### Provided records

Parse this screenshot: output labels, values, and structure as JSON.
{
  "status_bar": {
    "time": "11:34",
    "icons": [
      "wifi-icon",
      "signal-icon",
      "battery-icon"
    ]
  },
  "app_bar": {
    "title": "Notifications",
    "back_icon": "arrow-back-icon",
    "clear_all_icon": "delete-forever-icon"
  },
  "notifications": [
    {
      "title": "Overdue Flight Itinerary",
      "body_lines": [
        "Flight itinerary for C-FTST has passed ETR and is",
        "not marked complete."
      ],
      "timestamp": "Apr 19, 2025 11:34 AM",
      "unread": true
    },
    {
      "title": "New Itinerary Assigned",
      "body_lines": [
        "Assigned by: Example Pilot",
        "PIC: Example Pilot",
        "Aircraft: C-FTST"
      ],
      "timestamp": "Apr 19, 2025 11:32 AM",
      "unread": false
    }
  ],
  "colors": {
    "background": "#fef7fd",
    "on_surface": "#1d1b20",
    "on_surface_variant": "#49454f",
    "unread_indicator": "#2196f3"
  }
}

### Prompt
Type out the entries again, word for word.

### Written answer
Parse this screenshot: output labels, values, and structure as JSON.
{
  "status_bar": {
    "time": "11:34",
    "icons": [
      "wifi-icon",
      "signal-icon",
      "battery-icon"
    ]
  },
  "app_bar": {
    "title": "Notifications",
    "back_icon": "arrow-back-icon",
    "clear_all_icon": "delete-forever-icon"
  },
  "notifications": [
    {
      "title": "Overdue Flight Itinerary",
      "body_lines": [
        "Flight itinerary for C-FTST has passed ETR and is",
        "not marked complete."
      ],
      "timestamp": "Apr 19, 2025 11:34 AM",
      "unread": true
    },
    {
      "title": "New Itinerary Assigned",
      "body_lines": [
        "Assigned by: Example Pilot",
        "PIC: Example Pilot",
        "Aircraft: C-FTST"
      ],
      "timestamp": "Apr 19, 2025 11:32 AM",
      "unread": false
    }
  ],
  "colors": {
    "background": "#fef7fd",
    "on_surface": "#1d1b20",
    "on_surface_variant": "#49454f",
    "unread_indicator": "#2196f3"
  }
}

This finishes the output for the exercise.